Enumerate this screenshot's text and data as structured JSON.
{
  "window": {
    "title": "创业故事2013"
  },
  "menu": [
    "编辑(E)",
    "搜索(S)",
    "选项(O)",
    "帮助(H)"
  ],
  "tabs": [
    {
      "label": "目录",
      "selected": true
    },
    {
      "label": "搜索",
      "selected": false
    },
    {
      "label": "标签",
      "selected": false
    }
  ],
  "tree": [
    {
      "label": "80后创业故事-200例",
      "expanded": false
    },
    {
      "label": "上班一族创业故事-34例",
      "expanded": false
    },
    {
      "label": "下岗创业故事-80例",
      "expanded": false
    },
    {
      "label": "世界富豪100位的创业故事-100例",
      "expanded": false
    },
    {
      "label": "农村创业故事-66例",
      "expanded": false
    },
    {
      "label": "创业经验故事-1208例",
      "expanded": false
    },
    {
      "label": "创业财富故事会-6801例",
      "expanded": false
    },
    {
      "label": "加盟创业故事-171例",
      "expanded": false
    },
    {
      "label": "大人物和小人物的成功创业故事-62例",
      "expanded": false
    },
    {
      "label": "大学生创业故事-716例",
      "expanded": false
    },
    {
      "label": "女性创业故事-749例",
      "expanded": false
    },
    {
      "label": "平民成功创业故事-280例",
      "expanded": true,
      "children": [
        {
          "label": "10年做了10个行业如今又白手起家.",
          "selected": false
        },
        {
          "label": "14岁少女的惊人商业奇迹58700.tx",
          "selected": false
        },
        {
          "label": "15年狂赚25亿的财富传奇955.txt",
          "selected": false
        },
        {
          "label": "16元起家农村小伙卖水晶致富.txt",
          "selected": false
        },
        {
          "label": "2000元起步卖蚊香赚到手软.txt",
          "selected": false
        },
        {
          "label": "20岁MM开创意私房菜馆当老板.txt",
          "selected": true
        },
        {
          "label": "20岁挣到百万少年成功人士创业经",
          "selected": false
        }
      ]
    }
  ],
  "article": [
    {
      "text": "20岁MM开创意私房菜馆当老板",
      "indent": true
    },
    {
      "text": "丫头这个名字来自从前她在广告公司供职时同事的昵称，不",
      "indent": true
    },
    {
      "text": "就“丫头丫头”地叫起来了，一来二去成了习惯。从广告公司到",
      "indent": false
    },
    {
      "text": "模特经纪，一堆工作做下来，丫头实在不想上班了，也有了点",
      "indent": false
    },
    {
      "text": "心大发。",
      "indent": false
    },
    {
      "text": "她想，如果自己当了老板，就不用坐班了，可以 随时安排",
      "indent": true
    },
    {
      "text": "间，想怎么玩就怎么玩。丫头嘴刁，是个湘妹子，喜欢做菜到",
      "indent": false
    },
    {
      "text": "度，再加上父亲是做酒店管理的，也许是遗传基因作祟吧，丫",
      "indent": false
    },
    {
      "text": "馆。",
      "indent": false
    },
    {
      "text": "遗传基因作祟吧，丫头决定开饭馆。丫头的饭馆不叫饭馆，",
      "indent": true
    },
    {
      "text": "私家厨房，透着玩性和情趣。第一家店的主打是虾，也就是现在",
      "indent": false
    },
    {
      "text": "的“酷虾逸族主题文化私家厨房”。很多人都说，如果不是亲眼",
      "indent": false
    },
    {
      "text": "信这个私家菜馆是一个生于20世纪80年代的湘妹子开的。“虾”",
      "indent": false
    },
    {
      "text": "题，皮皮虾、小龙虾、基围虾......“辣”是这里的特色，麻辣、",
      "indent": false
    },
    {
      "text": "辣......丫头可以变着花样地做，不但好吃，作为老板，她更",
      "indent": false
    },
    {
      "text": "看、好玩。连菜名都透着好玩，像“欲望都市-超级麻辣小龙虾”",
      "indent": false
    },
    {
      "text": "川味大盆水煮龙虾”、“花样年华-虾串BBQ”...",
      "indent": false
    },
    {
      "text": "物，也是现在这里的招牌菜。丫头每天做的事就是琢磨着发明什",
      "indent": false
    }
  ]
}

Aim of the task
Print every record above exactly as written.

Response
Enumerate this screenshot's text and data as structured JSON.
{
  "window": {
    "title": "创业故事2013"
  },
  "menu": [
    "编辑(E)",
    "搜索(S)",
    "选项(O)",
    "帮助(H)"
  ],
  "tabs": [
    {
      "label": "目录",
      "selected": true
    },
    {
      "label": "搜索",
      "selected": false
    },
    {
      "label": "标签",
      "selected": false
    }
  ],
  "tree": [
    {
      "label": "80后创业故事-200例",
      "expanded": false
    },
    {
      "label": "上班一族创业故事-34例",
      "expanded": false
    },
    {
      "label": "下岗创业故事-80例",
      "expanded": false
    },
    {
      "label": "世界富豪100位的创业故事-100例",
      "expanded": false
    },
    {
      "label": "农村创业故事-66例",
      "expanded": false
    },
    {
      "label": "创业经验故事-1208例",
      "expanded": false
    },
    {
      "label": "创业财富故事会-6801例",
      "expanded": false
    },
    {
      "label": "加盟创业故事-171例",
      "expanded": false
    },
    {
      "label": "大人物和小人物的成功创业故事-62例",
      "expanded": false
    },
    {
      "label": "大学生创业故事-716例",
      "expanded": false
    },
    {
      "label": "女性创业故事-749例",
      "expanded": false
    },
    {
      "label": "平民成功创业故事-280例",
      "expanded": true,
      "children": [
        {
          "label": "10年做了10个行业如今又白手起家.",
          "selected": false
        },
        {
          "label": "14岁少女的惊人商业奇迹58700.tx",
          "selected": false
        },
        {
          "label": "15年狂赚25亿的财富传奇955.txt",
          "selected": false
        },
        {
          "label": "16元起家农村小伙卖水晶致富.txt",
          "selected": false
        },
        {
          "label": "2000元起步卖蚊香赚到手软.txt",
          "selected": false
        },
        {
          "label": "20岁MM开创意私房菜馆当老板.txt",
          "selected": true
        },
        {
          "label": "20岁挣到百万少年成功人士创业经",
          "selected": false
        }
      ]
    }
  ],
  "article": [
    {
      "text": "20岁MM开创意私房菜馆当老板",
      "indent": true
    },
    {
      "text": "丫头这个名字来自从前她在广告公司供职时同事的昵称，不",
      "indent": true
    },
    {
      "text": "就“丫头丫头”地叫起来了，一来二去成了习惯。从广告公司到",
      "indent": false
    },
    {
      "text": "模特经纪，一堆工作做下来，丫头实在不想上班了，也有了点",
      "indent": false
    },
    {
      "text": "心大发。",
      "indent": false
    },
    {
      "text": "她想，如果自己当了老板，就不用坐班了，可以 随时安排",
      "indent": true
    },
    {
      "text": "间，想怎么玩就怎么玩。丫头嘴刁，是个湘妹子，喜欢做菜到",
      "indent": false
    },
    {
      "text": "度，再加上父亲是做酒店管理的，也许是遗传基因作祟吧，丫",
      "indent": false
    },
    {
      "text": "馆。",
      "indent": false
    },
    {
      "text": "遗传基因作祟吧，丫头决定开饭馆。丫头的饭馆不叫饭馆，",
      "indent": true
    },
    {
      "text": "私家厨房，透着玩性和情趣。第一家店的主打是虾，也就是现在",
      "indent": false
    },
    {
      "text": "的“酷虾逸族主题文化私家厨房”。很多人都说，如果不是亲眼",
      "indent": false
    },
    {
      "text": "信这个私家菜馆是一个生于20世纪80年代的湘妹子开的。“虾”",
      "indent": false
    },
    {
      "text": "题，皮皮虾、小龙虾、基围虾......“辣”是这里的特色，麻辣、",
      "indent": false
    },
    {
      "text": "辣......丫头可以变着花样地做，不但好吃，作为老板，她更",
      "indent": false
    },
    {
      "text": "看、好玩。连菜名都透着好玩，像“欲望都市-超级麻辣小龙虾”",
      "indent": false
    },
    {
      "text": "川味大盆水煮龙虾”、“花样年华-虾串BBQ”...",
      "indent": false
    },
    {
      "text": "物，也是现在这里的招牌菜。丫头每天做的事就是琢磨着发明什",
      "indent": false
    }
  ]
}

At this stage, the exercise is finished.